> _DATA EXTRACT_:
# # #

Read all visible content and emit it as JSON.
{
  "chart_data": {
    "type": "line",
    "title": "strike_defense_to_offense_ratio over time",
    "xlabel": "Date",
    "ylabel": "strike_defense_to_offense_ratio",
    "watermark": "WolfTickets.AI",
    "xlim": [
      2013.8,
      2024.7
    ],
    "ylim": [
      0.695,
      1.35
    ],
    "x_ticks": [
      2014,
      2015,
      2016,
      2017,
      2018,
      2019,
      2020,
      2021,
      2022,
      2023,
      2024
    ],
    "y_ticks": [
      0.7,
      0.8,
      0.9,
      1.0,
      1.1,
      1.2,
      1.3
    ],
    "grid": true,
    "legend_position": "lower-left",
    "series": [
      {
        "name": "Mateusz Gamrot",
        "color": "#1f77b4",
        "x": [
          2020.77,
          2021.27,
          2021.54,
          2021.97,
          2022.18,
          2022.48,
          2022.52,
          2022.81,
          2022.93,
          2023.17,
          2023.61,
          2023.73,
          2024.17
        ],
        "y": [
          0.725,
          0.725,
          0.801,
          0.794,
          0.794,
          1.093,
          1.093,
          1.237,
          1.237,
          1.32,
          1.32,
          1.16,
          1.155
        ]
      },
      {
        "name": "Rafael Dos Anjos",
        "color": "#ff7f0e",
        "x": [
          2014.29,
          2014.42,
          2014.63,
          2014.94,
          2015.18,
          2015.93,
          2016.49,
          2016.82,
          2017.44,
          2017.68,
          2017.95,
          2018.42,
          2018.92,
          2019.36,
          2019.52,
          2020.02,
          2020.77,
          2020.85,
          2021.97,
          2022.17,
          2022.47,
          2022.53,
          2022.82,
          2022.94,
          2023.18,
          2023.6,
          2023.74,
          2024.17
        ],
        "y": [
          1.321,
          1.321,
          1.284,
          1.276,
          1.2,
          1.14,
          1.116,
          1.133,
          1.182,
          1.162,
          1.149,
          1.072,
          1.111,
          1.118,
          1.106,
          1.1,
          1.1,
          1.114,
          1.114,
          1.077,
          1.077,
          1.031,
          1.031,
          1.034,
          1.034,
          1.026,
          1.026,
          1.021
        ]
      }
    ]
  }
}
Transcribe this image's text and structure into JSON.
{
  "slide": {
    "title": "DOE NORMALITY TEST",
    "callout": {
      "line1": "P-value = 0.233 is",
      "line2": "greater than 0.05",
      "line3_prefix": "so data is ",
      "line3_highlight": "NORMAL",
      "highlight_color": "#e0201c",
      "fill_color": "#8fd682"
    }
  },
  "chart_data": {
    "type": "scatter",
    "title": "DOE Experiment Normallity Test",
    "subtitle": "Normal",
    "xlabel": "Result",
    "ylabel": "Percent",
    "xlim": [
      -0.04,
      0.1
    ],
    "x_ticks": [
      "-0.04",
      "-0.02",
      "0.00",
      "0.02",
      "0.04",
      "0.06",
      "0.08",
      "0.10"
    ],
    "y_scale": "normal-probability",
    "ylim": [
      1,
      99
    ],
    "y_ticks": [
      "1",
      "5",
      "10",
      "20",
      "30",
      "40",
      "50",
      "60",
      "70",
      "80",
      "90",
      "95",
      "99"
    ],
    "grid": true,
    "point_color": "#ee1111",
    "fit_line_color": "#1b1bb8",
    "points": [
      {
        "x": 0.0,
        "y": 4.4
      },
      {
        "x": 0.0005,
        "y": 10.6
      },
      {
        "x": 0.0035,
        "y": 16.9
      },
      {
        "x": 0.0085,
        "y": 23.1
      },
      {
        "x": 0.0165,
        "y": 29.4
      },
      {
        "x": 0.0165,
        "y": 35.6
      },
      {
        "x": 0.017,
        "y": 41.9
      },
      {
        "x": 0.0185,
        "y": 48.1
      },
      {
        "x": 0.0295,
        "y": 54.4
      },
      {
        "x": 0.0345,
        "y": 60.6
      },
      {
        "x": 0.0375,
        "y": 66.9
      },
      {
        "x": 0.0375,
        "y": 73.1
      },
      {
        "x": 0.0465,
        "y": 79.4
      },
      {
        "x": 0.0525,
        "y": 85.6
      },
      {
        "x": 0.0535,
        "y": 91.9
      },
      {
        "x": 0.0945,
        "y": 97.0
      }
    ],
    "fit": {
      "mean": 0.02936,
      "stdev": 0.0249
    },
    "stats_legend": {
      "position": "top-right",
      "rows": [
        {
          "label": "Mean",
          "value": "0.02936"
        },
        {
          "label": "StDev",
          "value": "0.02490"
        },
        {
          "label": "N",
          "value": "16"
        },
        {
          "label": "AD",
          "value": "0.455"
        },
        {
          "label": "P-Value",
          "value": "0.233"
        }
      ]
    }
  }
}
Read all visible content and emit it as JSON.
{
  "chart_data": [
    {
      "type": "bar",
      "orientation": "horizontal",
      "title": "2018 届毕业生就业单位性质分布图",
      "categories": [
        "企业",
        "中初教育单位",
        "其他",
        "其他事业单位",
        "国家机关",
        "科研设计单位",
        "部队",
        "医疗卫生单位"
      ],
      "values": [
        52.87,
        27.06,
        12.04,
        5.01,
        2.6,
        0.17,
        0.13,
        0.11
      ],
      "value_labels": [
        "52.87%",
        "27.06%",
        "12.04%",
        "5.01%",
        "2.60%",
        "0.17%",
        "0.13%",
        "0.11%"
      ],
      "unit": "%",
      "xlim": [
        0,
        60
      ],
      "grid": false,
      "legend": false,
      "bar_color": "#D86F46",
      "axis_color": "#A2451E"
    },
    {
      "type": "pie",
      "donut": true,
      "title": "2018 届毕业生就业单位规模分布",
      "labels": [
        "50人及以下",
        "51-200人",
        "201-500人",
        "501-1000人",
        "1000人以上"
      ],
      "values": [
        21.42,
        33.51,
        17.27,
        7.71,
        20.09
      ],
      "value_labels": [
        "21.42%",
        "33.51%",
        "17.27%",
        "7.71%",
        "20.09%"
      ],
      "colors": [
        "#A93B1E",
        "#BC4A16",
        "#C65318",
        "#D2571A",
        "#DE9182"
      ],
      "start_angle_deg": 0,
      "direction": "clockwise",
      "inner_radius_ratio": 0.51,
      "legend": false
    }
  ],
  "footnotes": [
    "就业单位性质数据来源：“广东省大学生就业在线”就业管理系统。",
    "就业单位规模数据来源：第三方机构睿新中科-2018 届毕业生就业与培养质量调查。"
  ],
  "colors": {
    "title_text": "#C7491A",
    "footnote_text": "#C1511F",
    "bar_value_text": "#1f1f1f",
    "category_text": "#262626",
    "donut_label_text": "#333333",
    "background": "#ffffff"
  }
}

# # #

Would you reproduce the material above in full, exactly as given?

Read all visible content and emit it as JSON.
{
  "chart_data": {
    "type": "line",
    "title": "strike_defense_to_offense_ratio over time",
    "xlabel": "Date",
    "ylabel": "strike_defense_to_offense_ratio",
    "watermark": "WolfTickets.AI",
    "xlim": [
      2013.8,
      2024.7
    ],
    "ylim": [
      0.695,
      1.35
    ],
    "x_ticks": [
      2014,
      2015,
      2016,
      2017,
      2018,
      2019,
      2020,
      2021,
      2022,
      2023,
      2024
    ],
    "y_ticks": [
      0.7,
      0.8,
      0.9,
      1.0,
      1.1,
      1.2,
      1.3
    ],
    "grid": true,
    "legend_position": "lower-left",
    "series": [
      {
        "name": "Mateusz Gamrot",
        "color": "#1f77b4",
        "x": [
          2020.77,
          2021.27,
          2021.54,
          2021.97,
          2022.18,
          2022.48,
          2022.52,
          2022.81,
          2022.93,
          2023.17,
          2023.61,
          2023.73,
          2024.17
        ],
        "y": [
          0.725,
          0.725,
          0.801,
          0.794,
          0.794,
          1.093,
          1.093,
          1.237,
          1.237,
          1.32,
          1.32,
          1.16,
          1.155
        ]
      },
      {
        "name": "Rafael Dos Anjos",
        "color": "#ff7f0e",
        "x": [
          2014.29,
          2014.42,
          2014.63,
          2014.94,
          2015.18,
          2015.93,
          2016.49,
          2016.82,
          2017.44,
          2017.68,
          2017.95,
          2018.42,
          2018.92,
          2019.36,
          2019.52,
          2020.02,
          2020.77,
          2020.85,
          2021.97,
          2022.17,
          2022.47,
          2022.53,
          2022.82,
          2022.94,
          2023.18,
          2023.6,
          2023.74,
          2024.17
        ],
        "y": [
          1.321,
          1.321,
          1.284,
          1.276,
          1.2,
          1.14,
          1.116,
          1.133,
          1.182,
          1.162,
          1.149,
          1.072,
          1.111,
          1.118,
          1.106,
          1.1,
          1.1,
          1.114,
          1.114,
          1.077,
          1.077,
          1.031,
          1.031,
          1.034,
          1.034,
          1.026,
          1.026,
          1.021
        ]
      }
    ]
  }
}
Transcribe this image's text and structure into JSON.
{
  "slide": {
    "title": "DOE NORMALITY TEST",
    "callout": {
      "line1": "P-value = 0.233 is",
      "line2": "greater than 0.05",
      "line3_prefix": "so data is ",
      "line3_highlight": "NORMAL",
      "highlight_color": "#e0201c",
      "fill_color": "#8fd682"
    }
  },
  "chart_data": {
    "type": "scatter",
    "title": "DOE Experiment Normallity Test",
    "subtitle": "Normal",
    "xlabel": "Result",
    "ylabel": "Percent",
    "xlim": [
      -0.04,
      0.1
    ],
    "x_ticks": [
      "-0.04",
      "-0.02",
      "0.00",
      "0.02",
      "0.04",
      "0.06",
      "0.08",
      "0.10"
    ],
    "y_scale": "normal-probability",
    "ylim": [
      1,
      99
    ],
    "y_ticks": [
      "1",
      "5",
      "10",
      "20",
      "30",
      "40",
      "50",
      "60",
      "70",
      "80",
      "90",
      "95",
      "99"
    ],
    "grid": true,
    "point_color": "#ee1111",
    "fit_line_color": "#1b1bb8",
    "points": [
      {
        "x": 0.0,
        "y": 4.4
      },
      {
        "x": 0.0005,
        "y": 10.6
      },
      {
        "x": 0.0035,
        "y": 16.9
      },
      {
        "x": 0.0085,
        "y": 23.1
      },
      {
        "x": 0.0165,
        "y": 29.4
      },
      {
        "x": 0.0165,
        "y": 35.6
      },
      {
        "x": 0.017,
        "y": 41.9
      },
      {
        "x": 0.0185,
        "y": 48.1
      },
      {
        "x": 0.0295,
        "y": 54.4
      },
      {
        "x": 0.0345,
        "y": 60.6
      },
      {
        "x": 0.0375,
        "y": 66.9
      },
      {
        "x": 0.0375,
        "y": 73.1
      },
      {
        "x": 0.0465,
        "y": 79.4
      },
      {
        "x": 0.0525,
        "y": 85.6
      },
      {
        "x": 0.0535,
        "y": 91.9
      },
      {
        "x": 0.0945,
        "y": 97.0
      }
    ],
    "fit": {
      "mean": 0.02936,
      "stdev": 0.0249
    },
    "stats_legend": {
      "position": "top-right",
      "rows": [
        {
          "label": "Mean",
          "value": "0.02936"
        },
        {
          "label": "StDev",
          "value": "0.02490"
        },
        {
          "label": "N",
          "value": "16"
        },
        {
          "label": "AD",
          "value": "0.455"
        },
        {
          "label": "P-Value",
          "value": "0.233"
        }
      ]
    }
  }
}
Read all visible content and emit it as JSON.
{
  "chart_data": [
    {
      "type": "bar",
      "orientation": "horizontal",
      "title": "2018 届毕业生就业单位性质分布图",
      "categories": [
        "企业",
        "中初教育单位",
        "其他",
        "其他事业单位",
        "国家机关",
        "科研设计单位",
        "部队",
        "医疗卫生单位"
      ],
      "values": [
        52.87,
        27.06,
        12.04,
        5.01,
        2.6,
        0.17,
        0.13,
        0.11
      ],
      "value_labels": [
        "52.87%",
        "27.06%",
        "12.04%",
        "5.01%",
        "2.60%",
        "0.17%",
        "0.13%",
        "0.11%"
      ],
      "unit": "%",
      "xlim": [
        0,
        60
      ],
      "grid": false,
      "legend": false,
      "bar_color": "#D86F46",
      "axis_color": "#A2451E"
    },
    {
      "type": "pie",
      "donut": true,
      "title": "2018 届毕业生就业单位规模分布",
      "labels": [
        "50人及以下",
        "51-200人",
        "201-500人",
        "501-1000人",
        "1000人以上"
      ],
      "values": [
        21.42,
        33.51,
        17.27,
        7.71,
        20.09
      ],
      "value_labels": [
        "21.42%",
        "33.51%",
        "17.27%",
        "7.71%",
        "20.09%"
      ],
      "colors": [
        "#A93B1E",
        "#BC4A16",
        "#C65318",
        "#D2571A",
        "#DE9182"
      ],
      "start_angle_deg": 0,
      "direction": "clockwise",
      "inner_radius_ratio": 0.51,
      "legend": false
    }
  ],
  "footnotes": [
    "就业单位性质数据来源：“广东省大学生就业在线”就业管理系统。",
    "就业单位规模数据来源：第三方机构睿新中科-2018 届毕业生就业与培养质量调查。"
  ],
  "colors": {
    "title_text": "#C7491A",
    "footnote_text": "#C1511F",
    "bar_value_text": "#1f1f1f",
    "category_text": "#262626",
    "donut_label_text": "#333333",
    "background": "#ffffff"
  }
}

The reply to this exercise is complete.